## Start DATASET EXTRACT

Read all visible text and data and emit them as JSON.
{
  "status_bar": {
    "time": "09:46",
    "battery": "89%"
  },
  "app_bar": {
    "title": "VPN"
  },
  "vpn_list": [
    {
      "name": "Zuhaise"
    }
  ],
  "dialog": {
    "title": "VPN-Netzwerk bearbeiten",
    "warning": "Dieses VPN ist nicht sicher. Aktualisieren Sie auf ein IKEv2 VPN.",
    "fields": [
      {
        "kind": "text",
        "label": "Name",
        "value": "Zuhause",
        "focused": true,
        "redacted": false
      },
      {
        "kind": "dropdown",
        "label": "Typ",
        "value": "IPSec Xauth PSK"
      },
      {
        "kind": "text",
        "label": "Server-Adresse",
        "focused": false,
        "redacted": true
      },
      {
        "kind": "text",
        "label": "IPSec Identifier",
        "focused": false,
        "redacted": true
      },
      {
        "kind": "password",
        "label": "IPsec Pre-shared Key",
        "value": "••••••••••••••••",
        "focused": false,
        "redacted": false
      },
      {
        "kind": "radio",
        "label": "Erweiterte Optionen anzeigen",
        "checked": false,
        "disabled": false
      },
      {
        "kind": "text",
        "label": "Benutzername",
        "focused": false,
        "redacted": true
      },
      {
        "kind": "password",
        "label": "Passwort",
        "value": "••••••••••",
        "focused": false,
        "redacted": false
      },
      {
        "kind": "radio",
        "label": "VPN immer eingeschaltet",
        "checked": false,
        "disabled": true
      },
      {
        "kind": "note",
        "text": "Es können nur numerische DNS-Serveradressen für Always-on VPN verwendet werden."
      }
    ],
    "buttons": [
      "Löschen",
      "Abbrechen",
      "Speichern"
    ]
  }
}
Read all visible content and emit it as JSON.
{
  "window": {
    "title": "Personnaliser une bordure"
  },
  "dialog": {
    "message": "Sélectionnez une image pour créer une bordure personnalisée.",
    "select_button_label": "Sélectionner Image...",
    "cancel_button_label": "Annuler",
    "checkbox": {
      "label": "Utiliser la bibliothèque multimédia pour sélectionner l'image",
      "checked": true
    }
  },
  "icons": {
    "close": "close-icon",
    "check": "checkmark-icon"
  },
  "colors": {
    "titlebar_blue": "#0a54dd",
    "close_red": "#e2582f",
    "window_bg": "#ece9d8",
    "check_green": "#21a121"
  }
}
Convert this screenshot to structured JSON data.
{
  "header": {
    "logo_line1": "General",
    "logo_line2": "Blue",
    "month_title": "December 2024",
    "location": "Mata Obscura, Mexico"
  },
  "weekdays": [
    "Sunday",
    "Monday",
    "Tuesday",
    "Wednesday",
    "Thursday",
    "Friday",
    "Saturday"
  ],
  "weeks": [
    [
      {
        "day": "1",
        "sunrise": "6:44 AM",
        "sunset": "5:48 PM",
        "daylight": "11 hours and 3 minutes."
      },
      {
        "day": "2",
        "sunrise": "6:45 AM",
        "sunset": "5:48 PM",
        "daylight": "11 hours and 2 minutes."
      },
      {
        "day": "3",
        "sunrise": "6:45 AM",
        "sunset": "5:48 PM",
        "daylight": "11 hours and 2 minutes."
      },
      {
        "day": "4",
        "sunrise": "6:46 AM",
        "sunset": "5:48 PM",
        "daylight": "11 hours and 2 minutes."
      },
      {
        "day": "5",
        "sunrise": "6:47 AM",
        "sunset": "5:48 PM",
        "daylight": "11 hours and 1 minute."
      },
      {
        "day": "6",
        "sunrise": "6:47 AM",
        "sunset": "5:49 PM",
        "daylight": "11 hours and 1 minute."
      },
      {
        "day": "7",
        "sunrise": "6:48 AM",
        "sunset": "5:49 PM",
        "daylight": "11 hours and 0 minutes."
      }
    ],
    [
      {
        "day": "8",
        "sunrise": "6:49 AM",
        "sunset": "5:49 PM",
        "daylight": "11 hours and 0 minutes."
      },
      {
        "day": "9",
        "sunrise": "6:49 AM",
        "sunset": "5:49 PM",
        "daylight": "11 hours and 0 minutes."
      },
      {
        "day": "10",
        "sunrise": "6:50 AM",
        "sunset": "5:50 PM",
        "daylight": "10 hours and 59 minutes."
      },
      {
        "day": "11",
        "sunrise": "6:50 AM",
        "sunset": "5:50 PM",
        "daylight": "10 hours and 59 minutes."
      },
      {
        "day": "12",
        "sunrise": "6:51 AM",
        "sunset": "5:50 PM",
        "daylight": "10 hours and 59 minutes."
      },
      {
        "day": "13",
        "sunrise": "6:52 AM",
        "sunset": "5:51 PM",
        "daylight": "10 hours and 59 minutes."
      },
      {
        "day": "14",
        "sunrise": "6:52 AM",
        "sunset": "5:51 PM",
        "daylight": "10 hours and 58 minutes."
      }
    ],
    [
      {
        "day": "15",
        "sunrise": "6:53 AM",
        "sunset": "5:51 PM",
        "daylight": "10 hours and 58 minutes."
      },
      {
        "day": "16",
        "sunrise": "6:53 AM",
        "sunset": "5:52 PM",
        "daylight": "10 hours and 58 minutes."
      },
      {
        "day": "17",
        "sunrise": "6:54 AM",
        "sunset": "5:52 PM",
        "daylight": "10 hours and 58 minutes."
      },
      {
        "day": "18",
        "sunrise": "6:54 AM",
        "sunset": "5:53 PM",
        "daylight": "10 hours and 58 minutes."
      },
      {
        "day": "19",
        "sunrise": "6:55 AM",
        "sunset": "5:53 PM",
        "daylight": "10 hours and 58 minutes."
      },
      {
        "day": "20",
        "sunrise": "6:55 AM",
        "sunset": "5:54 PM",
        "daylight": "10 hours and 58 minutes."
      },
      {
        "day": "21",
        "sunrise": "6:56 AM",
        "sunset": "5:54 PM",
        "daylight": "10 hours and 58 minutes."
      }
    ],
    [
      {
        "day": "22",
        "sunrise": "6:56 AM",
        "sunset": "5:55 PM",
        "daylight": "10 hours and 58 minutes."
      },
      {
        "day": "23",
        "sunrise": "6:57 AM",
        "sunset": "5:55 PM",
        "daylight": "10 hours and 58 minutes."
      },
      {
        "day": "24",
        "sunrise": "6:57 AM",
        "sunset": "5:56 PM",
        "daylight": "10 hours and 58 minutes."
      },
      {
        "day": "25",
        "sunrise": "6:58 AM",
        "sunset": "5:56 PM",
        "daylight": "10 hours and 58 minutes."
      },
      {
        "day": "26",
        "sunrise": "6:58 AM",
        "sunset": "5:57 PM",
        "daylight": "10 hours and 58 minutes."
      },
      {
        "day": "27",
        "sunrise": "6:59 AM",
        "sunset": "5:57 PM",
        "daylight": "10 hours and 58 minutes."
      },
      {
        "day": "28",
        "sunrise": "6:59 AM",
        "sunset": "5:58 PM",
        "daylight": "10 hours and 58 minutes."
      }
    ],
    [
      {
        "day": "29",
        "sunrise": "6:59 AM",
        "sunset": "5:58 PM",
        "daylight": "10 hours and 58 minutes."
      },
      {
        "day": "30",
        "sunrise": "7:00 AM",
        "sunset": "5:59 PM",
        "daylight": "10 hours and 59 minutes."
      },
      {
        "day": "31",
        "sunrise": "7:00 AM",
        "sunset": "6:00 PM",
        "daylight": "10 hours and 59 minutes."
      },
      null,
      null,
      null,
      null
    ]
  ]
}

## End DATASET EXTRACT

GIVEN PROBLEM: Print all of the entries again, exactly as written.

CORRECT OUTPUT:
Read all visible text and data and emit them as JSON.
{
  "status_bar": {
    "time": "09:46",
    "battery": "89%"
  },
  "app_bar": {
    "title": "VPN"
  },
  "vpn_list": [
    {
      "name": "Zuhaise"
    }
  ],
  "dialog": {
    "title": "VPN-Netzwerk bearbeiten",
    "warning": "Dieses VPN ist nicht sicher. Aktualisieren Sie auf ein IKEv2 VPN.",
    "fields": [
      {
        "kind": "text",
        "label": "Name",
        "value": "Zuhause",
        "focused": true,
        "redacted": false
      },
      {
        "kind": "dropdown",
        "label": "Typ",
        "value": "IPSec Xauth PSK"
      },
      {
        "kind": "text",
        "label": "Server-Adresse",
        "focused": false,
        "redacted": true
      },
      {
        "kind": "text",
        "label": "IPSec Identifier",
        "focused": false,
        "redacted": true
      },
      {
        "kind": "password",
        "label": "IPsec Pre-shared Key",
        "value": "••••••••••••••••",
        "focused": false,
        "redacted": false
      },
      {
        "kind": "radio",
        "label": "Erweiterte Optionen anzeigen",
        "checked": false,
        "disabled": false
      },
      {
        "kind": "text",
        "label": "Benutzername",
        "focused": false,
        "redacted": true
      },
      {
        "kind": "password",
        "label": "Passwort",
        "value": "••••••••••",
        "focused": false,
        "redacted": false
      },
      {
        "kind": "radio",
        "label": "VPN immer eingeschaltet",
        "checked": false,
        "disabled": true
      },
      {
        "kind": "note",
        "text": "Es können nur numerische DNS-Serveradressen für Always-on VPN verwendet werden."
      }
    ],
    "buttons": [
      "Löschen",
      "Abbrechen",
      "Speichern"
    ]
  }
}
Read all visible content and emit it as JSON.
{
  "window": {
    "title": "Personnaliser une bordure"
  },
  "dialog": {
    "message": "Sélectionnez une image pour créer une bordure personnalisée.",
    "select_button_label": "Sélectionner Image...",
    "cancel_button_label": "Annuler",
    "checkbox": {
      "label": "Utiliser la bibliothèque multimédia pour sélectionner l'image",
      "checked": true
    }
  },
  "icons": {
    "close": "close-icon",
    "check": "checkmark-icon"
  },
  "colors": {
    "titlebar_blue": "#0a54dd",
    "close_red": "#e2582f",
    "window_bg": "#ece9d8",
    "check_green": "#21a121"
  }
}
Convert this screenshot to structured JSON data.
{
  "header": {
    "logo_line1": "General",
    "logo_line2": "Blue",
    "month_title": "December 2024",
    "location": "Mata Obscura, Mexico"
  },
  "weekdays": [
    "Sunday",
    "Monday",
    "Tuesday",
    "Wednesday",
    "Thursday",
    "Friday",
    "Saturday"
  ],
  "weeks": [
    [
      {
        "day": "1",
        "sunrise": "6:44 AM",
        "sunset": "5:48 PM",
        "daylight": "11 hours and 3 minutes."
      },
      {
        "day": "2",
        "sunrise": "6:45 AM",
        "sunset": "5:48 PM",
        "daylight": "11 hours and 2 minutes."
      },
      {
        "day": "3",
        "sunrise": "6:45 AM",
        "sunset": "5:48 PM",
        "daylight": "11 hours and 2 minutes."
      },
      {
        "day": "4",
        "sunrise": "6:46 AM",
        "sunset": "5:48 PM",
        "daylight": "11 hours and 2 minutes."
      },
      {
        "day": "5",
        "sunrise": "6:47 AM",
        "sunset": "5:48 PM",
        "daylight": "11 hours and 1 minute."
      },
      {
        "day": "6",
        "sunrise": "6:47 AM",
        "sunset": "5:49 PM",
        "daylight": "11 hours and 1 minute."
      },
      {
        "day": "7",
        "sunrise": "6:48 AM",
        "sunset": "5:49 PM",
        "daylight": "11 hours and 0 minutes."
      }
    ],
    [
      {
        "day": "8",
        "sunrise": "6:49 AM",
        "sunset": "5:49 PM",
        "daylight": "11 hours and 0 minutes."
      },
      {
        "day": "9",
        "sunrise": "6:49 AM",
        "sunset": "5:49 PM",
        "daylight": "11 hours and 0 minutes."
      },
      {
        "day": "10",
        "sunrise": "6:50 AM",
        "sunset": "5:50 PM",
        "daylight": "10 hours and 59 minutes."
      },
      {
        "day": "11",
        "sunrise": "6:50 AM",
        "sunset": "5:50 PM",
        "daylight": "10 hours and 59 minutes."
      },
      {
        "day": "12",
        "sunrise": "6:51 AM",
        "sunset": "5:50 PM",
        "daylight": "10 hours and 59 minutes."
      },
      {
        "day": "13",
        "sunrise": "6:52 AM",
        "sunset": "5:51 PM",
        "daylight": "10 hours and 59 minutes."
      },
      {
        "day": "14",
        "sunrise": "6:52 AM",
        "sunset": "5:51 PM",
        "daylight": "10 hours and 58 minutes."
      }
    ],
    [
      {
        "day": "15",
        "sunrise": "6:53 AM",
        "sunset": "5:51 PM",
        "daylight": "10 hours and 58 minutes."
      },
      {
        "day": "16",
        "sunrise": "6:53 AM",
        "sunset": "5:52 PM",
        "daylight": "10 hours and 58 minutes."
      },
      {
        "day": "17",
        "sunrise": "6:54 AM",
        "sunset": "5:52 PM",
        "daylight": "10 hours and 58 minutes."
      },
      {
        "day": "18",
        "sunrise": "6:54 AM",
        "sunset": "5:53 PM",
        "daylight": "10 hours and 58 minutes."
      },
      {
        "day": "19",
        "sunrise": "6:55 AM",
        "sunset": "5:53 PM",
        "daylight": "10 hours and 58 minutes."
      },
      {
        "day": "20",
        "sunrise": "6:55 AM",
        "sunset": "5:54 PM",
        "daylight": "10 hours and 58 minutes."
      },
      {
        "day": "21",
        "sunrise": "6:56 AM",
        "sunset": "5:54 PM",
        "daylight": "10 hours and 58 minutes."
      }
    ],
    [
      {
        "day": "22",
        "sunrise": "6:56 AM",
        "sunset": "5:55 PM",
        "daylight": "10 hours and 58 minutes."
      },
      {
        "day": "23",
        "sunrise": "6:57 AM",
        "sunset": "5:55 PM",
        "daylight": "10 hours and 58 minutes."
      },
      {
        "day": "24",
        "sunrise": "6:57 AM",
        "sunset": "5:56 PM",
        "daylight": "10 hours and 58 minutes."
      },
      {
        "day": "25",
        "sunrise": "6:58 AM",
        "sunset": "5:56 PM",
        "daylight": "10 hours and 58 minutes."
      },
      {
        "day": "26",
        "sunrise": "6:58 AM",
        "sunset": "5:57 PM",
        "daylight": "10 hours and 58 minutes."
      },
      {
        "day": "27",
        "sunrise": "6:59 AM",
        "sunset": "5:57 PM",
        "daylight": "10 hours and 58 minutes."
      },
      {
        "day": "28",
        "sunrise": "6:59 AM",
        "sunset": "5:58 PM",
        "daylight": "10 hours and 58 minutes."
      }
    ],
    [
      {
        "day": "29",
        "sunrise": "6:59 AM",
        "sunset": "5:58 PM",
        "daylight": "10 hours and 58 minutes."
      },
      {
        "day": "30",
        "sunrise": "7:00 AM",
        "sunset": "5:59 PM",
        "daylight": "10 hours and 59 minutes."
      },
      {
        "day": "31",
        "sunrise": "7:00 AM",
        "sunset": "6:00 PM",
        "daylight": "10 hours and 59 minutes."
      },
      null,
      null,
      null,
      null
    ]
  ]
}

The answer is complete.